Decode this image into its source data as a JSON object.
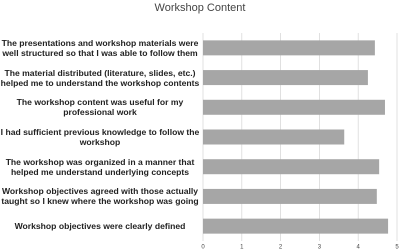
{
  "chart_data": {
    "type": "barh",
    "title": "Workshop Content",
    "categories": [
      "The presentations and workshop materials were well structured so that I was able to follow them",
      "The material distributed (literature, slides, etc.) helped me to understand the workshop contents",
      "The workshop content was useful for my professional work",
      "I had sufficient previous knowledge to follow the workshop",
      "The workshop was organized in a manner that helped me understand underlying concepts",
      "Workshop objectives agreed with those actually taught so I knew where the workshop was going",
      "Workshop objectives were clearly defined"
    ],
    "values": [
      4.43,
      4.25,
      4.69,
      3.64,
      4.54,
      4.48,
      4.77
    ],
    "color": "#a6a6a6",
    "xlim": [
      0,
      5
    ],
    "xticks": [
      0,
      1,
      2,
      3,
      4,
      5
    ],
    "grid": true
  }
}
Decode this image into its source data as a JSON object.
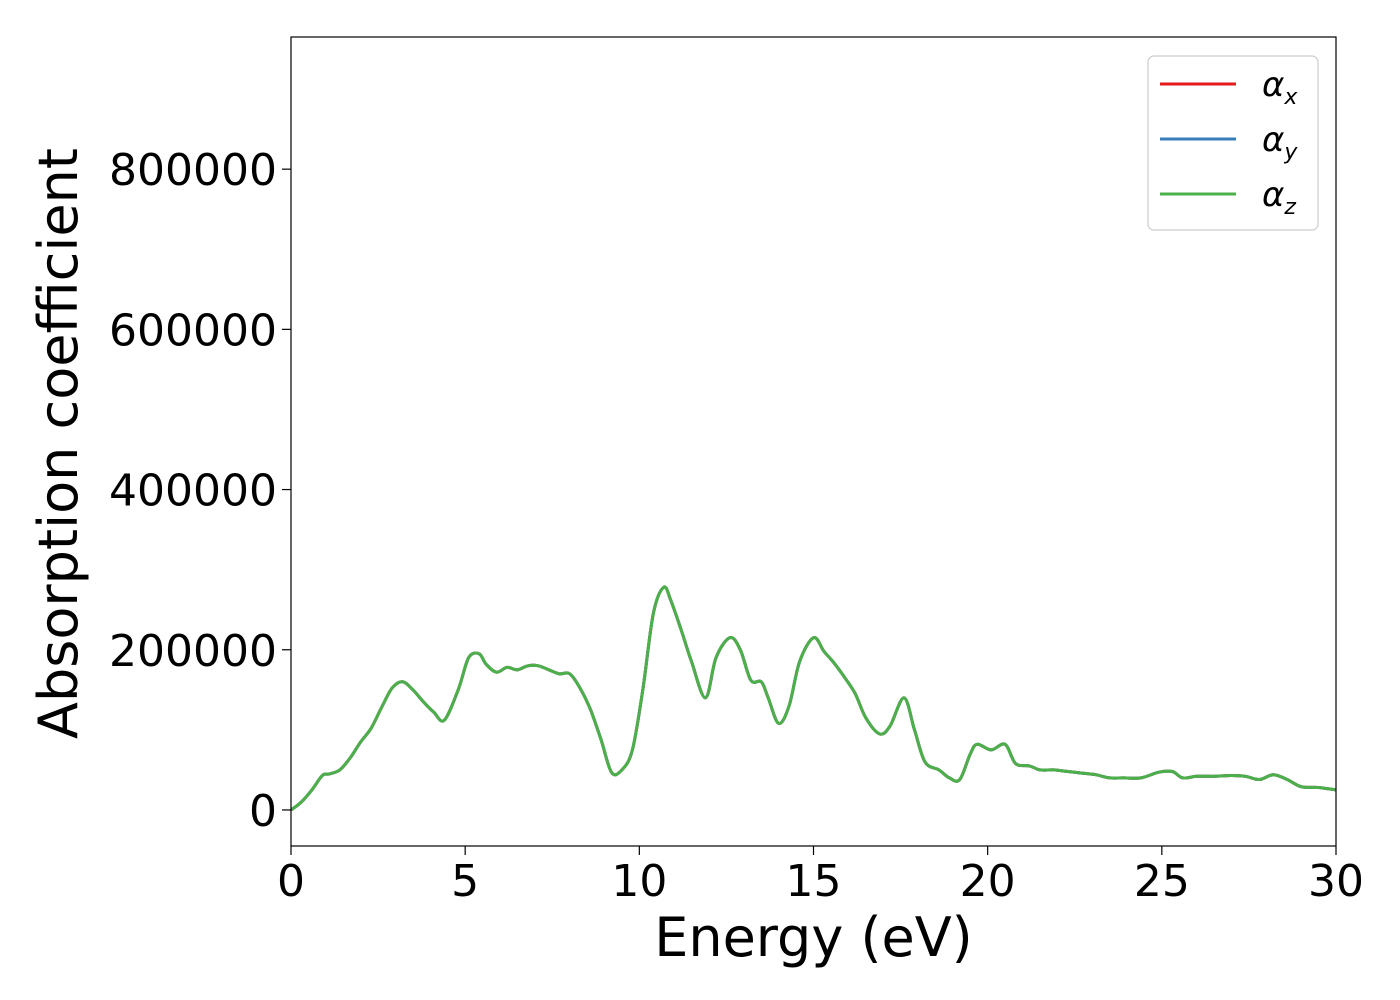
{
  "chart_data": {
    "type": "line",
    "xlabel": "Energy (eV)",
    "ylabel": "Absorption coefficient",
    "xlim": [
      0,
      30
    ],
    "ylim": [
      -45000,
      965000
    ],
    "xticks": [
      0,
      5,
      10,
      15,
      20,
      25,
      30
    ],
    "xtick_labels": [
      "0",
      "5",
      "10",
      "15",
      "20",
      "25",
      "30"
    ],
    "yticks": [
      0,
      200000,
      400000,
      600000,
      800000
    ],
    "ytick_labels": [
      "0",
      "200000",
      "400000",
      "600000",
      "800000"
    ],
    "grid": false,
    "legend_position": "top-right",
    "series": [
      {
        "name": "α",
        "subscript": "x",
        "color": "#e41a1c",
        "x": [
          0,
          0.3,
          0.6,
          0.9,
          1.1,
          1.4,
          1.7,
          2.0,
          2.3,
          2.6,
          2.9,
          3.2,
          3.5,
          3.8,
          4.1,
          4.4,
          4.8,
          5.1,
          5.4,
          5.6,
          5.9,
          6.2,
          6.5,
          6.8,
          7.1,
          7.4,
          7.7,
          8.0,
          8.3,
          8.6,
          8.9,
          9.2,
          9.5,
          9.8,
          10.1,
          10.4,
          10.7,
          10.9,
          11.2,
          11.5,
          11.9,
          12.2,
          12.6,
          12.9,
          13.2,
          13.5,
          13.7,
          14.0,
          14.3,
          14.6,
          15.0,
          15.3,
          15.6,
          15.9,
          16.2,
          16.5,
          16.9,
          17.2,
          17.6,
          17.9,
          18.2,
          18.6,
          18.9,
          19.2,
          19.5,
          19.7,
          20.1,
          20.5,
          20.8,
          21.2,
          21.5,
          21.9,
          22.3,
          22.7,
          23.1,
          23.5,
          23.9,
          24.4,
          24.9,
          25.3,
          25.6,
          26.0,
          26.5,
          27.0,
          27.4,
          27.8,
          28.2,
          28.6,
          29.0,
          29.5,
          30.0
        ],
        "values": [
          0,
          10000,
          25000,
          43000,
          45000,
          50000,
          65000,
          85000,
          102000,
          128000,
          152000,
          160000,
          150000,
          135000,
          122000,
          112000,
          150000,
          190000,
          195000,
          182000,
          172000,
          178000,
          175000,
          180000,
          180000,
          175000,
          170000,
          170000,
          152000,
          125000,
          88000,
          47000,
          50000,
          75000,
          150000,
          245000,
          278000,
          262000,
          225000,
          185000,
          140000,
          190000,
          215000,
          200000,
          162000,
          160000,
          140000,
          108000,
          130000,
          185000,
          215000,
          198000,
          183000,
          165000,
          145000,
          115000,
          95000,
          105000,
          140000,
          100000,
          60000,
          50000,
          40000,
          38000,
          70000,
          82000,
          75000,
          82000,
          58000,
          55000,
          50000,
          50000,
          48000,
          46000,
          44000,
          40000,
          40000,
          40000,
          47000,
          48000,
          40000,
          42000,
          42000,
          43000,
          42000,
          38000,
          44000,
          38000,
          29000,
          28000,
          25000
        ]
      },
      {
        "name": "α",
        "subscript": "y",
        "color": "#377eb8",
        "x": [
          0,
          0.3,
          0.6,
          0.9,
          1.1,
          1.4,
          1.7,
          2.0,
          2.3,
          2.6,
          2.9,
          3.2,
          3.5,
          3.8,
          4.1,
          4.4,
          4.8,
          5.1,
          5.4,
          5.6,
          5.9,
          6.2,
          6.5,
          6.8,
          7.1,
          7.4,
          7.7,
          8.0,
          8.3,
          8.6,
          8.9,
          9.2,
          9.5,
          9.8,
          10.1,
          10.4,
          10.7,
          10.9,
          11.2,
          11.5,
          11.9,
          12.2,
          12.6,
          12.9,
          13.2,
          13.5,
          13.7,
          14.0,
          14.3,
          14.6,
          15.0,
          15.3,
          15.6,
          15.9,
          16.2,
          16.5,
          16.9,
          17.2,
          17.6,
          17.9,
          18.2,
          18.6,
          18.9,
          19.2,
          19.5,
          19.7,
          20.1,
          20.5,
          20.8,
          21.2,
          21.5,
          21.9,
          22.3,
          22.7,
          23.1,
          23.5,
          23.9,
          24.4,
          24.9,
          25.3,
          25.6,
          26.0,
          26.5,
          27.0,
          27.4,
          27.8,
          28.2,
          28.6,
          29.0,
          29.5,
          30.0
        ],
        "values": [
          0,
          10000,
          25000,
          43000,
          45000,
          50000,
          65000,
          85000,
          102000,
          128000,
          152000,
          160000,
          150000,
          135000,
          122000,
          112000,
          150000,
          190000,
          195000,
          182000,
          172000,
          178000,
          175000,
          180000,
          180000,
          175000,
          170000,
          170000,
          152000,
          125000,
          88000,
          47000,
          50000,
          75000,
          150000,
          245000,
          278000,
          262000,
          225000,
          185000,
          140000,
          190000,
          215000,
          200000,
          162000,
          160000,
          140000,
          108000,
          130000,
          185000,
          215000,
          198000,
          183000,
          165000,
          145000,
          115000,
          95000,
          105000,
          140000,
          100000,
          60000,
          50000,
          40000,
          38000,
          70000,
          82000,
          75000,
          82000,
          58000,
          55000,
          50000,
          50000,
          48000,
          46000,
          44000,
          40000,
          40000,
          40000,
          47000,
          48000,
          40000,
          42000,
          42000,
          43000,
          42000,
          38000,
          44000,
          38000,
          29000,
          28000,
          25000
        ]
      },
      {
        "name": "α",
        "subscript": "z",
        "color": "#4daf4a",
        "x": [
          0,
          0.3,
          0.6,
          0.9,
          1.1,
          1.4,
          1.7,
          2.0,
          2.3,
          2.6,
          2.9,
          3.2,
          3.5,
          3.8,
          4.1,
          4.4,
          4.8,
          5.1,
          5.4,
          5.6,
          5.9,
          6.2,
          6.5,
          6.8,
          7.1,
          7.4,
          7.7,
          8.0,
          8.3,
          8.6,
          8.9,
          9.2,
          9.5,
          9.8,
          10.1,
          10.4,
          10.7,
          10.9,
          11.2,
          11.5,
          11.9,
          12.2,
          12.6,
          12.9,
          13.2,
          13.5,
          13.7,
          14.0,
          14.3,
          14.6,
          15.0,
          15.3,
          15.6,
          15.9,
          16.2,
          16.5,
          16.9,
          17.2,
          17.6,
          17.9,
          18.2,
          18.6,
          18.9,
          19.2,
          19.5,
          19.7,
          20.1,
          20.5,
          20.8,
          21.2,
          21.5,
          21.9,
          22.3,
          22.7,
          23.1,
          23.5,
          23.9,
          24.4,
          24.9,
          25.3,
          25.6,
          26.0,
          26.5,
          27.0,
          27.4,
          27.8,
          28.2,
          28.6,
          29.0,
          29.5,
          30.0
        ],
        "values": [
          0,
          10000,
          25000,
          43000,
          45000,
          50000,
          65000,
          85000,
          102000,
          128000,
          152000,
          160000,
          150000,
          135000,
          122000,
          112000,
          150000,
          190000,
          195000,
          182000,
          172000,
          178000,
          175000,
          180000,
          180000,
          175000,
          170000,
          170000,
          152000,
          125000,
          88000,
          47000,
          50000,
          75000,
          150000,
          245000,
          278000,
          262000,
          225000,
          185000,
          140000,
          190000,
          215000,
          200000,
          162000,
          160000,
          140000,
          108000,
          130000,
          185000,
          215000,
          198000,
          183000,
          165000,
          145000,
          115000,
          95000,
          105000,
          140000,
          100000,
          60000,
          50000,
          40000,
          38000,
          70000,
          82000,
          75000,
          82000,
          58000,
          55000,
          50000,
          50000,
          48000,
          46000,
          44000,
          40000,
          40000,
          40000,
          47000,
          48000,
          40000,
          42000,
          42000,
          43000,
          42000,
          38000,
          44000,
          38000,
          29000,
          28000,
          25000
        ]
      }
    ]
  }
}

* _TASK BRIEF_: Using the listing, copy every line where the word "color" shows up.

* _OUTPUT FOR THIS EXERCISE_:
    "color": "#a6a6a6",
        "color": "#e41a1c",
        "color": "#377eb8",
        "color": "#4daf4a",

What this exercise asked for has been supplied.